> STATED EXERCISE
Transcribe each line of the records below exactly, excluding any embedded images.

> DATA SHOWN

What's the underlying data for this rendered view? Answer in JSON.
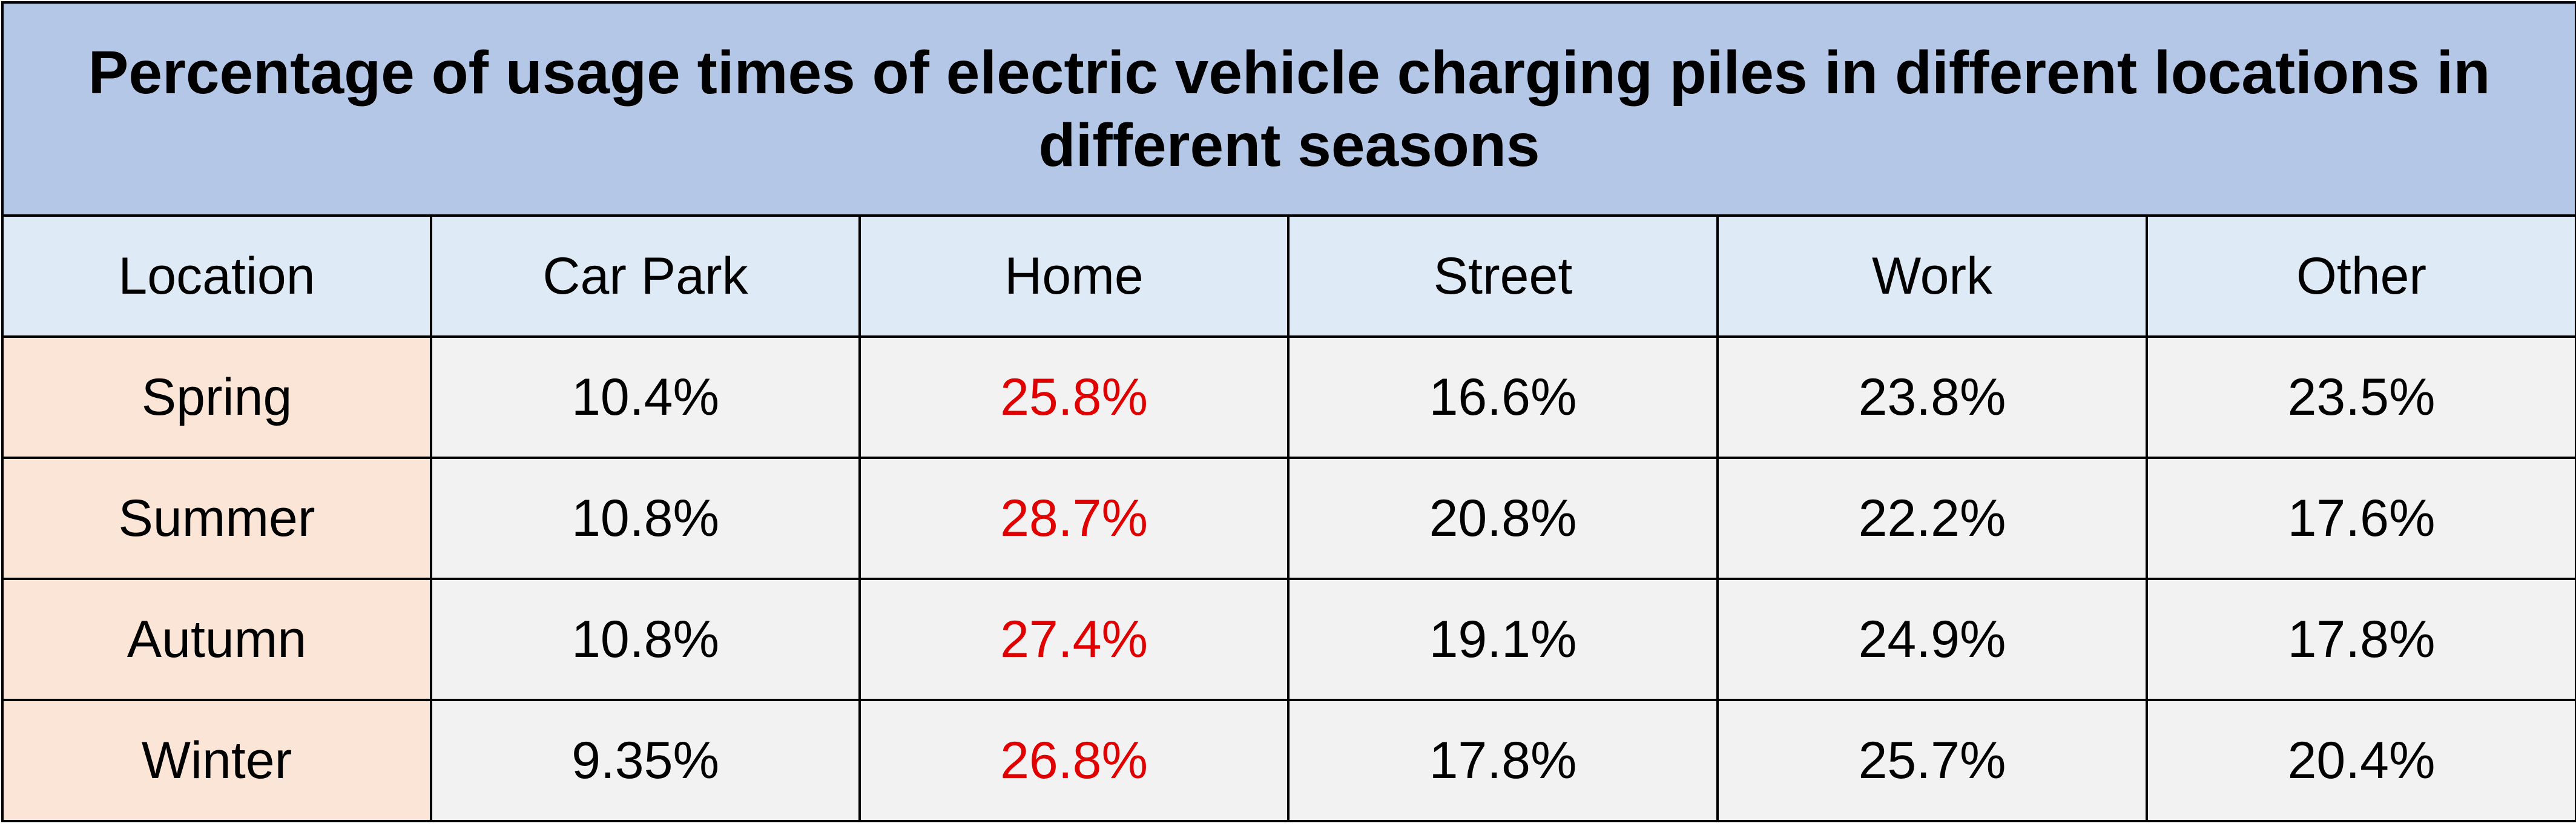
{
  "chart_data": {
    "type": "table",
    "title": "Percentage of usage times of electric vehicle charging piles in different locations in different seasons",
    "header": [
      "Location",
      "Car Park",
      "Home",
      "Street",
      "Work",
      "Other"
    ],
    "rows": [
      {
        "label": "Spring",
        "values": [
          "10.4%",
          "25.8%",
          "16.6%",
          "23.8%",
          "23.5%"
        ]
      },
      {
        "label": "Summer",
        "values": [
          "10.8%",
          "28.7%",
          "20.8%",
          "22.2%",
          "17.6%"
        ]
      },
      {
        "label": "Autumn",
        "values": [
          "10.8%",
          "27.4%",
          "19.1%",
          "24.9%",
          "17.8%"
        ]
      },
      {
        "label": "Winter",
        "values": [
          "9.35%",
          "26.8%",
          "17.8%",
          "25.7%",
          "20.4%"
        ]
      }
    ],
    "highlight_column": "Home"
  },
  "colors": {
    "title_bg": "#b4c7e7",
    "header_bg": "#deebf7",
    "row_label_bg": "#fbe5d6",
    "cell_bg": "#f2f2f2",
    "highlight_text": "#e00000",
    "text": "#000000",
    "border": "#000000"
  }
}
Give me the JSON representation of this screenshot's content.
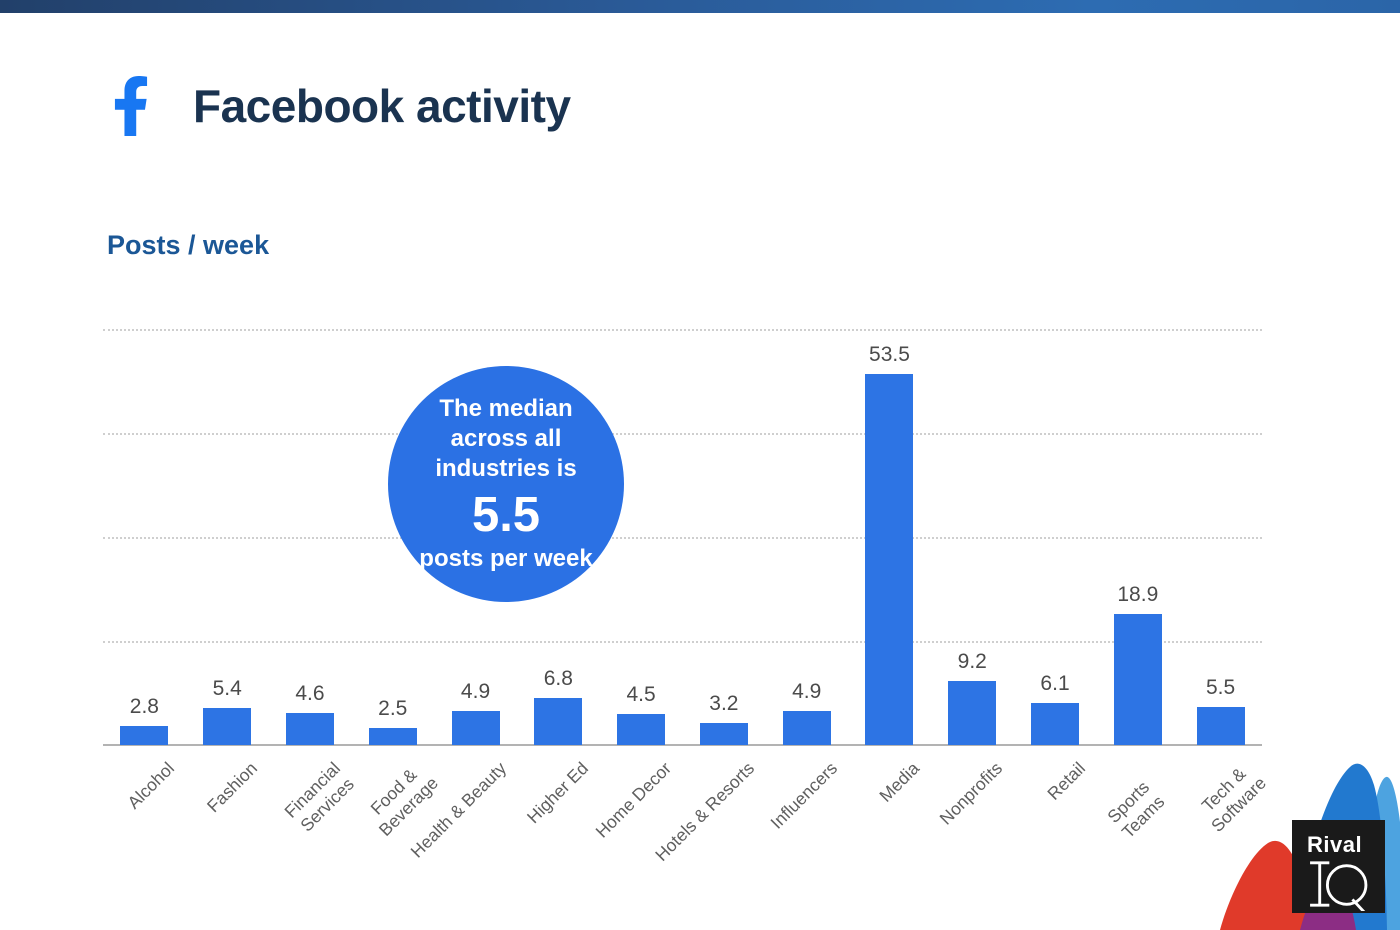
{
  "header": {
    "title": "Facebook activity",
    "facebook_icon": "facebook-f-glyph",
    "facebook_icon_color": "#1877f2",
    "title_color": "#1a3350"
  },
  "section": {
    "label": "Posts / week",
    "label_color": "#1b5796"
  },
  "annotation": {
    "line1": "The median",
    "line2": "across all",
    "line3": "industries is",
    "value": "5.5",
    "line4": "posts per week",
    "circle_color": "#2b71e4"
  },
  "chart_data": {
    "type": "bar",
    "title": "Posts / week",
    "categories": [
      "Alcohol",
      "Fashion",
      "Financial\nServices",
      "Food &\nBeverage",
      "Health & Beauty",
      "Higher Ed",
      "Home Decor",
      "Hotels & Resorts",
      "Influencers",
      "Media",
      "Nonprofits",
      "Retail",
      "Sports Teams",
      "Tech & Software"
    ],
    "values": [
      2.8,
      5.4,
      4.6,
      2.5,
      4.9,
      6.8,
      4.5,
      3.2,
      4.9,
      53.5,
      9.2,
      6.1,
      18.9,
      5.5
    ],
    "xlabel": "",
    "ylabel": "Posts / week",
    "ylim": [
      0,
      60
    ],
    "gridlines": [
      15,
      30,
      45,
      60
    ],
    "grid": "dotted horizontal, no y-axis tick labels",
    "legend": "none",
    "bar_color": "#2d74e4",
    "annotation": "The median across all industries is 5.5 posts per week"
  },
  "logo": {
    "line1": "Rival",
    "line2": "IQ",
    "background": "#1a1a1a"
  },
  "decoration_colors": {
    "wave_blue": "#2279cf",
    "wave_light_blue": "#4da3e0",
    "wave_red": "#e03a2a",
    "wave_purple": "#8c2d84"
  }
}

> CORRECT OUTPUT
What's the underlying data for this rendered view? Answer in JSON.
{
  "chart_data": {
    "type": "table",
    "title": "Percentage of usage times of electric vehicle charging piles in different locations in different seasons",
    "header": [
      "Location",
      "Car Park",
      "Home",
      "Street",
      "Work",
      "Other"
    ],
    "rows": [
      {
        "label": "Spring",
        "values": [
          "10.4%",
          "25.8%",
          "16.6%",
          "23.8%",
          "23.5%"
        ]
      },
      {
        "label": "Summer",
        "values": [
          "10.8%",
          "28.7%",
          "20.8%",
          "22.2%",
          "17.6%"
        ]
      },
      {
        "label": "Autumn",
        "values": [
          "10.8%",
          "27.4%",
          "19.1%",
          "24.9%",
          "17.8%"
        ]
      },
      {
        "label": "Winter",
        "values": [
          "9.35%",
          "26.8%",
          "17.8%",
          "25.7%",
          "20.4%"
        ]
      }
    ],
    "highlight_column": "Home"
  },
  "colors": {
    "title_bg": "#b4c7e7",
    "header_bg": "#deebf7",
    "row_label_bg": "#fbe5d6",
    "cell_bg": "#f2f2f2",
    "highlight_text": "#e00000",
    "text": "#000000",
    "border": "#000000"
  }
}
Give me the JSON representation of this screenshot's content.
{
  "header": {
    "title": "Facebook activity",
    "facebook_icon": "facebook-f-glyph",
    "facebook_icon_color": "#1877f2",
    "title_color": "#1a3350"
  },
  "section": {
    "label": "Posts / week",
    "label_color": "#1b5796"
  },
  "annotation": {
    "line1": "The median",
    "line2": "across all",
    "line3": "industries is",
    "value": "5.5",
    "line4": "posts per week",
    "circle_color": "#2b71e4"
  },
  "chart_data": {
    "type": "bar",
    "title": "Posts / week",
    "categories": [
      "Alcohol",
      "Fashion",
      "Financial\nServices",
      "Food &\nBeverage",
      "Health & Beauty",
      "Higher Ed",
      "Home Decor",
      "Hotels & Resorts",
      "Influencers",
      "Media",
      "Nonprofits",
      "Retail",
      "Sports Teams",
      "Tech & Software"
    ],
    "values": [
      2.8,
      5.4,
      4.6,
      2.5,
      4.9,
      6.8,
      4.5,
      3.2,
      4.9,
      53.5,
      9.2,
      6.1,
      18.9,
      5.5
    ],
    "xlabel": "",
    "ylabel": "Posts / week",
    "ylim": [
      0,
      60
    ],
    "gridlines": [
      15,
      30,
      45,
      60
    ],
    "grid": "dotted horizontal, no y-axis tick labels",
    "legend": "none",
    "bar_color": "#2d74e4",
    "annotation": "The median across all industries is 5.5 posts per week"
  },
  "logo": {
    "line1": "Rival",
    "line2": "IQ",
    "background": "#1a1a1a"
  },
  "decoration_colors": {
    "wave_blue": "#2279cf",
    "wave_light_blue": "#4da3e0",
    "wave_red": "#e03a2a",
    "wave_purple": "#8c2d84"
  }
}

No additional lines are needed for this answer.